- [Work to be completed] Reproduce, word for word, the stretch of the text on the Libertarian Communist Union below from "UCL, anarchist protest" through "especifist anarchist groups.".

- [Document section]
--*--
At a founding congress organized in the Allier from 8 to 10 June 2019, Alternative Libertaire (AL) and the Coordination of Anarchist Groups (CGA) enacted their fusion, the result of a year of discussions. AL, the successor of the Libertarian Communist Workers' Union founded in 1991, and the CGA, a split of the Anarchist Federation founded in 2002, were two libertarian communist organizations. Close ideologically and in their political practice, they began their merger in February 2018.

The new organization, which wants to set up self-organized struggles, aims to lead feminist, anti-racist, pro-LGBTI and ecologist struggles at the same time as the anarcho-communist and revolutionary struggle. It wants to be able to lead a "popular counter-power", which is placed "neither on the electoral ground nor on the level of institutions". UCL retains red and black colors, symbolic of communism and anarchism, as well as the Libertarian Alternative newspaper, which did not change its name. In the same month, UCL claimed about forty local groups linked to the organization and more than five hundred members. Many were trade unionists, from unions such as Solidaires Unitaires Démocratiques or the General Confederation of Labour and associations.

UCL, anarchist protest in France, on October 16th 2020 during the COVID-19 pandemic

The Libertarian Communist Union supported the Yellow vests movement since its inception. The group created a branch in Millau in late 2019. In late 2024 the UCL joined the International Coordination of Organized Anarchism, an international network of platformist and especifist anarchist groups.
--*--
- [Study material]
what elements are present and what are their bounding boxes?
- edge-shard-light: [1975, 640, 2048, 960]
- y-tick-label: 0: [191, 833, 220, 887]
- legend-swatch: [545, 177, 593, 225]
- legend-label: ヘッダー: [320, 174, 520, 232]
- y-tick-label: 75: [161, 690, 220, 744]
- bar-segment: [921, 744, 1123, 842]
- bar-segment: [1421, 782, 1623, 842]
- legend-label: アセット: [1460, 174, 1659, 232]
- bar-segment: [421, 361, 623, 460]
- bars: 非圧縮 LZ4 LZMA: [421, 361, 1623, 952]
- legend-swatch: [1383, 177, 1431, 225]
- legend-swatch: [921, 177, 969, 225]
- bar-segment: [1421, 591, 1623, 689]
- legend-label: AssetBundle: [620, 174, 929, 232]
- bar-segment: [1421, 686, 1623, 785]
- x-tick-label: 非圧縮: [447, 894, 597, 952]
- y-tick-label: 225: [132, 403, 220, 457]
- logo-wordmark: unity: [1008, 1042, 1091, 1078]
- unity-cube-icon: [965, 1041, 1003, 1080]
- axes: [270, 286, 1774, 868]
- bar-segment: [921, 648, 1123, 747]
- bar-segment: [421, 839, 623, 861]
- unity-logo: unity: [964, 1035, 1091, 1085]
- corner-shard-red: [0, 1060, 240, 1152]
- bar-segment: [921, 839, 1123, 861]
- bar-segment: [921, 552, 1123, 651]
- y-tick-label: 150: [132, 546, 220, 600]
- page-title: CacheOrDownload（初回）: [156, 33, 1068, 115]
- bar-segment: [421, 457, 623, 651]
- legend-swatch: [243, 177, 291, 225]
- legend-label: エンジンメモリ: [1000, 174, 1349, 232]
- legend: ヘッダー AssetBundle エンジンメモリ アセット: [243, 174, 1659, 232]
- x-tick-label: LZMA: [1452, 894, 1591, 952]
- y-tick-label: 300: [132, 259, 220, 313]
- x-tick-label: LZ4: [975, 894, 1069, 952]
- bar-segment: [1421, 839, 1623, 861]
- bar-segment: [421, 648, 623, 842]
--*--
- [Response box]
UCL, anarchist protest in France, on October 16th 2020 during the COVID-19 pandemic

The Libertarian Communist Union supported the Yellow vests movement since its inception. The group created a branch in Millau in late 2019. In late 2024 the UCL joined the International Coordination of Organized Anarchism, an international network of platformist and especifist anarchist groups.